• PROBLEM TO WORK ON:
Convert the material from the line with "entries-closed-checkbox[interactable] [169,154,182,167]" up to and including the line with "address-label: Address, nbr. [19,223,84,235]" into a Markdown table with the columns Row and Line text. Number each line in order, and skip any blank lines.

• PROVIDED DATA:
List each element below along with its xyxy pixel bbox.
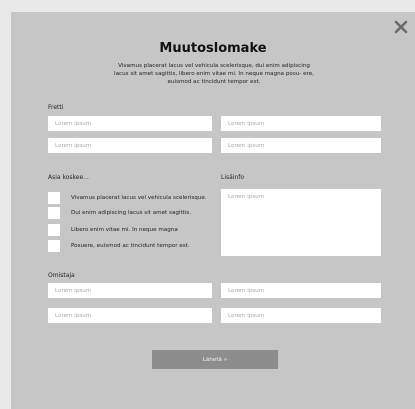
fretti-field-4[interactable] — [221, 138, 381, 153]
submit-button[interactable]: Lähetä » — [152, 350, 278, 369]
omistaja-field-2[interactable] — [221, 283, 381, 298]
checkbox-option-2[interactable]: Dui enim adipiscing lacus sit amet sagit… — [48, 207, 191, 219]
checkbox-label: Posuere, euismod ac tincidunt tempor est… — [71, 243, 190, 249]
omistaja-label: Omistaja — [48, 272, 75, 279]
intro-text: Vivamus placerat lacus vel vehicula scel… — [114, 63, 314, 85]
fretti-field-1[interactable] — [48, 116, 212, 131]
close-icon[interactable] — [394, 20, 408, 34]
omistaja-field-3[interactable] — [48, 308, 212, 323]
omistaja-field-4[interactable] — [221, 308, 381, 323]
asia-koskee-label: Asia koskee... — [48, 174, 89, 181]
lisainfo-textarea[interactable] — [221, 189, 381, 256]
form-modal: Muutoslomake Vivamus placerat lacus vel … — [11, 12, 415, 409]
checkbox[interactable] — [48, 192, 60, 204]
checkbox-option-3[interactable]: Libero enim vitae mi. In neque magna — [48, 224, 178, 236]
checkbox[interactable] — [48, 240, 60, 252]
checkbox-label: Dui enim adipiscing lacus sit amet sagit… — [71, 210, 192, 216]
omistaja-field-1[interactable] — [48, 283, 212, 298]
checkbox[interactable] — [48, 224, 60, 236]
lisainfo-label: Lisäinfo — [221, 174, 245, 181]
fretti-label: Fretti — [48, 104, 64, 111]
checkbox-label: Vivamus placerat lacus vel vehicula scel… — [71, 195, 207, 201]
page-title: Muutoslomake — [159, 41, 267, 56]
fretti-field-3[interactable] — [48, 138, 212, 153]
checkbox-option-4[interactable]: Posuere, euismod ac tincidunt tempor est… — [48, 240, 190, 252]
checkbox-label: Libero enim vitae mi. In neque magna — [71, 227, 178, 233]
fretti-field-2[interactable] — [221, 116, 381, 131]
checkbox-option-1[interactable]: Vivamus placerat lacus vel vehicula scel… — [48, 192, 207, 204]
checkbox[interactable] — [48, 207, 60, 219]
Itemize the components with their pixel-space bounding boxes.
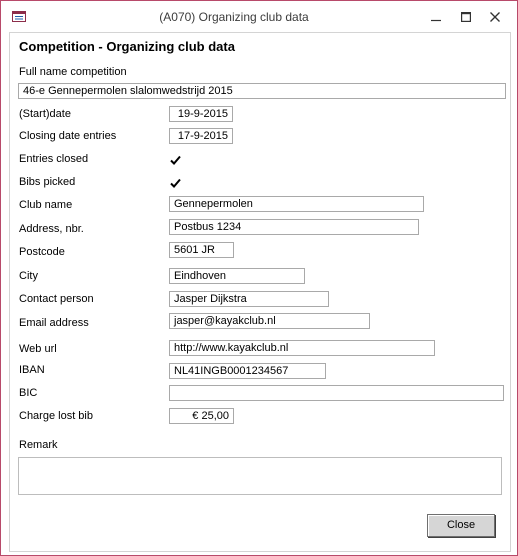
entries-closed-checkbox[interactable] [169,154,182,167]
remark-field[interactable] [18,457,502,495]
bibs-picked-label: Bibs picked [19,176,76,188]
postcode-field[interactable]: 5601 JR [169,242,234,258]
entries-closed-label: Entries closed [19,153,89,165]
email-label: Email address [19,317,89,329]
city-field[interactable]: Eindhoven [169,268,305,284]
bic-field[interactable] [169,385,504,401]
full-name-field[interactable]: 46-e Gennepermolen slalomwedstrijd 2015 [18,83,506,99]
iban-field[interactable]: NL41INGB0001234567 [169,363,326,379]
email-field[interactable]: jasper@kayakclub.nl [169,313,370,329]
window-title: (A070) Organizing club data [159,10,309,24]
club-name-label: Club name [19,199,73,211]
city-label: City [19,270,38,282]
address-field[interactable]: Postbus 1234 [169,219,419,235]
bibs-picked-checkbox[interactable] [169,177,182,190]
iban-label: IBAN [19,364,45,376]
postcode-label: Postcode [19,246,65,258]
club-name-field[interactable]: Gennepermolen [169,196,424,212]
checkmark-icon [170,155,181,165]
maximize-icon [461,12,471,22]
contact-person-field[interactable]: Jasper Dijkstra [169,291,329,307]
minimize-icon [431,19,441,22]
address-label: Address, nbr. [19,223,84,235]
close-button[interactable]: Close [427,514,495,537]
maximize-button[interactable] [453,7,479,27]
start-date-field[interactable]: 19-9-2015 [169,106,233,122]
start-date-label: (Start)date [19,108,71,120]
remark-label: Remark [19,439,58,451]
bic-label: BIC [19,387,38,399]
close-icon [490,12,500,22]
contact-person-label: Contact person [19,293,94,305]
charge-lost-bib-label: Charge lost bib [19,410,93,422]
closing-date-label: Closing date entries [19,130,117,142]
full-name-label: Full name competition [19,66,127,78]
web-url-label: Web url [19,343,57,355]
form-heading: Competition - Organizing club data [19,39,235,54]
title-bar[interactable]: (A070) Organizing club data [1,1,517,31]
checkmark-icon [170,178,181,188]
charge-lost-bib-field[interactable]: € 25,00 [169,408,234,424]
close-window-button[interactable] [482,7,508,27]
minimize-button[interactable] [423,7,449,27]
form-window: (A070) Organizing club data Competition … [0,0,518,556]
web-url-field[interactable]: http://www.kayakclub.nl [169,340,435,356]
closing-date-field[interactable]: 17-9-2015 [169,128,233,144]
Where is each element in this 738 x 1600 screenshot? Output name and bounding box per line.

• EXERCISE SOLUTION:
| Row | Line text |
|---|---|
| 1 | entries-closed-checkbox[interactable] [169,154,182,167] |
| 2 | remark-field[interactable] [18,457,502,495] |
| 3 | bibs-picked-label: Bibs picked [19,176,76,188] |
| 4 | postcode-field[interactable]: 5601 JR [169,242,234,258] |
| 5 | entries-closed-label: Entries closed [19,153,89,165] |
| 6 | email-label: Email address [19,317,89,329] |
| 7 | city-field[interactable]: Eindhoven [169,268,305,284] |
| 8 | bic-field[interactable] [169,385,504,401] |
| 9 | full-name-field[interactable]: 46-e Gennepermolen slalomwedstrijd 2015 [18,83,506,99] |
| 10 | iban-field[interactable]: NL41INGB0001234567 [169,363,326,379] |
| 11 | email-field[interactable]: jasper@kayakclub.nl [169,313,370,329] |
| 12 | window-title: (A070) Organizing club data [159,10,309,24] |
| 13 | club-name-label: Club name [19,199,73,211] |
| 14 | city-label: City [19,270,38,282] |
| 15 | address-field[interactable]: Postbus 1234 [169,219,419,235] |
| 16 | bibs-picked-checkbox[interactable] [169,177,182,190] |
| 17 | iban-label: IBAN [19,364,45,376] |
| 18 | postcode-label: Postcode [19,246,65,258] |
| 19 | club-name-field[interactable]: Gennepermolen [169,196,424,212] |
| 20 | checkmark-icon [170,155,181,165] |
| 21 | maximize-icon [461,12,471,22] |
| 22 | contact-person-field[interactable]: Jasper Dijkstra [169,291,329,307] |
| 23 | minimize-icon [431,19,441,22] |
| 24 | address-label: Address, nbr. [19,223,84,235] |